** begin **
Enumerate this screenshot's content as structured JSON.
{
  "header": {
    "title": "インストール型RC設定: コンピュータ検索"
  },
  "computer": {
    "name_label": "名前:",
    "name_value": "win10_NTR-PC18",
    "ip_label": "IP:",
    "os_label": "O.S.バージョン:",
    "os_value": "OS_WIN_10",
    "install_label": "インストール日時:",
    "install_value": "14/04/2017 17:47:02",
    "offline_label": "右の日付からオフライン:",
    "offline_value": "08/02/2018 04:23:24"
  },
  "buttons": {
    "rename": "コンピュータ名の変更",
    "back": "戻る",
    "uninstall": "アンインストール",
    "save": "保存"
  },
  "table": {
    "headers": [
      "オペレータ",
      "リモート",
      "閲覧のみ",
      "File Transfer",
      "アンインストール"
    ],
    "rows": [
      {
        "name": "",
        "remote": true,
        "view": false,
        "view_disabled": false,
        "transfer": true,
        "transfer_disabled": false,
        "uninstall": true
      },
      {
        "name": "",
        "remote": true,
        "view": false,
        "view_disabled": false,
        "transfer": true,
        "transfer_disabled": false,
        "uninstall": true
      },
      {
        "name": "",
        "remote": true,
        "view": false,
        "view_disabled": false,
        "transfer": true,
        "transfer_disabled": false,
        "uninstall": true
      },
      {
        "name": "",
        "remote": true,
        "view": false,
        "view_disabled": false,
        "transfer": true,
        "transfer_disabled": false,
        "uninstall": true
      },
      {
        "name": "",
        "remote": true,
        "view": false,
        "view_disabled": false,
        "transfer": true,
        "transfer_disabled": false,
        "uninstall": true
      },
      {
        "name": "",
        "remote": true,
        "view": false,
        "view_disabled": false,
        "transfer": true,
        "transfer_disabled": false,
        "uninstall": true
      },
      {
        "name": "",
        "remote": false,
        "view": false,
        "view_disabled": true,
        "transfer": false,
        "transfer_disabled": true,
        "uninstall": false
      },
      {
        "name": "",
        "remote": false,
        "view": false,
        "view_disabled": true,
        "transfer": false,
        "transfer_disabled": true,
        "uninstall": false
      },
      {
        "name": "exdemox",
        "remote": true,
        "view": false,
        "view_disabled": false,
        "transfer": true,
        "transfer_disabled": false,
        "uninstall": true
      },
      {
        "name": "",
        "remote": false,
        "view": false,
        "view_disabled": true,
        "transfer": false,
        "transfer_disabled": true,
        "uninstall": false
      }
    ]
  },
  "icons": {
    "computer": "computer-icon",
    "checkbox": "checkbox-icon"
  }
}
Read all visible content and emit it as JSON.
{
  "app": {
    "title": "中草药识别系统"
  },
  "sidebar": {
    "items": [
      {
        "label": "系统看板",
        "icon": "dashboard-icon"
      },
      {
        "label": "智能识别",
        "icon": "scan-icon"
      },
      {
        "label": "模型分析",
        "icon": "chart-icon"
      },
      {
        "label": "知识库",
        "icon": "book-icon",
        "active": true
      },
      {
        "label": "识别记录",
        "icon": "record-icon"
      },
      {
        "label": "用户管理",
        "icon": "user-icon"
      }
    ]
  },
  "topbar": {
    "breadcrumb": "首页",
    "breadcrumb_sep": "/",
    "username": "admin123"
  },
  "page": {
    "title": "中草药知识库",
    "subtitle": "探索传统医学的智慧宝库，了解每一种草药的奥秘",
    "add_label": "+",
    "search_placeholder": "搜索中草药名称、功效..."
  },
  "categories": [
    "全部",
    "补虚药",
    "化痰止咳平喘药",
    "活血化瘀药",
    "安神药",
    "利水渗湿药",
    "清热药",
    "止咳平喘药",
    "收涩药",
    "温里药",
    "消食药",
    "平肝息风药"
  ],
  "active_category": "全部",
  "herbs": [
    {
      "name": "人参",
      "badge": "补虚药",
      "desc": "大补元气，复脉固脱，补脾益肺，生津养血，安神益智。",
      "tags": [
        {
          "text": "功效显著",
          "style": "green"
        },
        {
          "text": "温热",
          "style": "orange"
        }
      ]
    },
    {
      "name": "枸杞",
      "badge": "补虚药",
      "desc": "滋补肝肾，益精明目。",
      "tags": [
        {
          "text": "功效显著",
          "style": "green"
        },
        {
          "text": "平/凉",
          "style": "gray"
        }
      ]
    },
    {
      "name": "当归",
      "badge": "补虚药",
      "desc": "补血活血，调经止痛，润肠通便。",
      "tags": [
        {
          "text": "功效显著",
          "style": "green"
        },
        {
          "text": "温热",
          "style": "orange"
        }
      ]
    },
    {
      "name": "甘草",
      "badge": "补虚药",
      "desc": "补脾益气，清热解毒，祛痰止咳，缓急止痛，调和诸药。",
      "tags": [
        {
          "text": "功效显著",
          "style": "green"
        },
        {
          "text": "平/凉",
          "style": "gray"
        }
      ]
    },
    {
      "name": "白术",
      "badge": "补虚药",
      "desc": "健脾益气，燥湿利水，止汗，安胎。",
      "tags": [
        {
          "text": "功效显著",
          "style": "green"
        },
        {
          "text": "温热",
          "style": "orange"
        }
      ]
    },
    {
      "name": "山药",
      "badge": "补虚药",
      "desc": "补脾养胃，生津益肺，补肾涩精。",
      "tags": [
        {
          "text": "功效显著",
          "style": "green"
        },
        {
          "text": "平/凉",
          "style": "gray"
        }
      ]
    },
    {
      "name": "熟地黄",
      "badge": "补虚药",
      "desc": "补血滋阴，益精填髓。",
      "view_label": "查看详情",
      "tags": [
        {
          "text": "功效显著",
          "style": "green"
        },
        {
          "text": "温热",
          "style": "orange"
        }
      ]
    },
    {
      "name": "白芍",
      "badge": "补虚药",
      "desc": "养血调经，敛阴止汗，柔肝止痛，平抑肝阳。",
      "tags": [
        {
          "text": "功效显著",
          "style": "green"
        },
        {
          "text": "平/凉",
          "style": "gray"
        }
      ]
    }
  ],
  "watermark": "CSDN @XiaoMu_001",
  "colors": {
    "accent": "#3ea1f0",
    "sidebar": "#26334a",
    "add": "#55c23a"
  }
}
** end **
Pull out each record as written and restate it exactly.

Enumerate this screenshot's content as structured JSON.
{
  "header": {
    "title": "インストール型RC設定: コンピュータ検索"
  },
  "computer": {
    "name_label": "名前:",
    "name_value": "win10_NTR-PC18",
    "ip_label": "IP:",
    "os_label": "O.S.バージョン:",
    "os_value": "OS_WIN_10",
    "install_label": "インストール日時:",
    "install_value": "14/04/2017 17:47:02",
    "offline_label": "右の日付からオフライン:",
    "offline_value": "08/02/2018 04:23:24"
  },
  "buttons": {
    "rename": "コンピュータ名の変更",
    "back": "戻る",
    "uninstall": "アンインストール",
    "save": "保存"
  },
  "table": {
    "headers": [
      "オペレータ",
      "リモート",
      "閲覧のみ",
      "File Transfer",
      "アンインストール"
    ],
    "rows": [
      {
        "name": "",
        "remote": true,
        "view": false,
        "view_disabled": false,
        "transfer": true,
        "transfer_disabled": false,
        "uninstall": true
      },
      {
        "name": "",
        "remote": true,
        "view": false,
        "view_disabled": false,
        "transfer": true,
        "transfer_disabled": false,
        "uninstall": true
      },
      {
        "name": "",
        "remote": true,
        "view": false,
        "view_disabled": false,
        "transfer": true,
        "transfer_disabled": false,
        "uninstall": true
      },
      {
        "name": "",
        "remote": true,
        "view": false,
        "view_disabled": false,
        "transfer": true,
        "transfer_disabled": false,
        "uninstall": true
      },
      {
        "name": "",
        "remote": true,
        "view": false,
        "view_disabled": false,
        "transfer": true,
        "transfer_disabled": false,
        "uninstall": true
      },
      {
        "name": "",
        "remote": true,
        "view": false,
        "view_disabled": false,
        "transfer": true,
        "transfer_disabled": false,
        "uninstall": true
      },
      {
        "name": "",
        "remote": false,
        "view": false,
        "view_disabled": true,
        "transfer": false,
        "transfer_disabled": true,
        "uninstall": false
      },
      {
        "name": "",
        "remote": false,
        "view": false,
        "view_disabled": true,
        "transfer": false,
        "transfer_disabled": true,
        "uninstall": false
      },
      {
        "name": "exdemox",
        "remote": true,
        "view": false,
        "view_disabled": false,
        "transfer": true,
        "transfer_disabled": false,
        "uninstall": true
      },
      {
        "name": "",
        "remote": false,
        "view": false,
        "view_disabled": true,
        "transfer": false,
        "transfer_disabled": true,
        "uninstall": false
      }
    ]
  },
  "icons": {
    "computer": "computer-icon",
    "checkbox": "checkbox-icon"
  }
}
Read all visible content and emit it as JSON.
{
  "app": {
    "title": "中草药识别系统"
  },
  "sidebar": {
    "items": [
      {
        "label": "系统看板",
        "icon": "dashboard-icon"
      },
      {
        "label": "智能识别",
        "icon": "scan-icon"
      },
      {
        "label": "模型分析",
        "icon": "chart-icon"
      },
      {
        "label": "知识库",
        "icon": "book-icon",
        "active": true
      },
      {
        "label": "识别记录",
        "icon": "record-icon"
      },
      {
        "label": "用户管理",
        "icon": "user-icon"
      }
    ]
  },
  "topbar": {
    "breadcrumb": "首页",
    "breadcrumb_sep": "/",
    "username": "admin123"
  },
  "page": {
    "title": "中草药知识库",
    "subtitle": "探索传统医学的智慧宝库，了解每一种草药的奥秘",
    "add_label": "+",
    "search_placeholder": "搜索中草药名称、功效..."
  },
  "categories": [
    "全部",
    "补虚药",
    "化痰止咳平喘药",
    "活血化瘀药",
    "安神药",
    "利水渗湿药",
    "清热药",
    "止咳平喘药",
    "收涩药",
    "温里药",
    "消食药",
    "平肝息风药"
  ],
  "active_category": "全部",
  "herbs": [
    {
      "name": "人参",
      "badge": "补虚药",
      "desc": "大补元气，复脉固脱，补脾益肺，生津养血，安神益智。",
      "tags": [
        {
          "text": "功效显著",
          "style": "green"
        },
        {
          "text": "温热",
          "style": "orange"
        }
      ]
    },
    {
      "name": "枸杞",
      "badge": "补虚药",
      "desc": "滋补肝肾，益精明目。",
      "tags": [
        {
          "text": "功效显著",
          "style": "green"
        },
        {
          "text": "平/凉",
          "style": "gray"
        }
      ]
    },
    {
      "name": "当归",
      "badge": "补虚药",
      "desc": "补血活血，调经止痛，润肠通便。",
      "tags": [
        {
          "text": "功效显著",
          "style": "green"
        },
        {
          "text": "温热",
          "style": "orange"
        }
      ]
    },
    {
      "name": "甘草",
      "badge": "补虚药",
      "desc": "补脾益气，清热解毒，祛痰止咳，缓急止痛，调和诸药。",
      "tags": [
        {
          "text": "功效显著",
          "style": "green"
        },
        {
          "text": "平/凉",
          "style": "gray"
        }
      ]
    },
    {
      "name": "白术",
      "badge": "补虚药",
      "desc": "健脾益气，燥湿利水，止汗，安胎。",
      "tags": [
        {
          "text": "功效显著",
          "style": "green"
        },
        {
          "text": "温热",
          "style": "orange"
        }
      ]
    },
    {
      "name": "山药",
      "badge": "补虚药",
      "desc": "补脾养胃，生津益肺，补肾涩精。",
      "tags": [
        {
          "text": "功效显著",
          "style": "green"
        },
        {
          "text": "平/凉",
          "style": "gray"
        }
      ]
    },
    {
      "name": "熟地黄",
      "badge": "补虚药",
      "desc": "补血滋阴，益精填髓。",
      "view_label": "查看详情",
      "tags": [
        {
          "text": "功效显著",
          "style": "green"
        },
        {
          "text": "温热",
          "style": "orange"
        }
      ]
    },
    {
      "name": "白芍",
      "badge": "补虚药",
      "desc": "养血调经，敛阴止汗，柔肝止痛，平抑肝阳。",
      "tags": [
        {
          "text": "功效显著",
          "style": "green"
        },
        {
          "text": "平/凉",
          "style": "gray"
        }
      ]
    }
  ],
  "watermark": "CSDN @XiaoMu_001",
  "colors": {
    "accent": "#3ea1f0",
    "sidebar": "#26334a",
    "add": "#55c23a"
  }
}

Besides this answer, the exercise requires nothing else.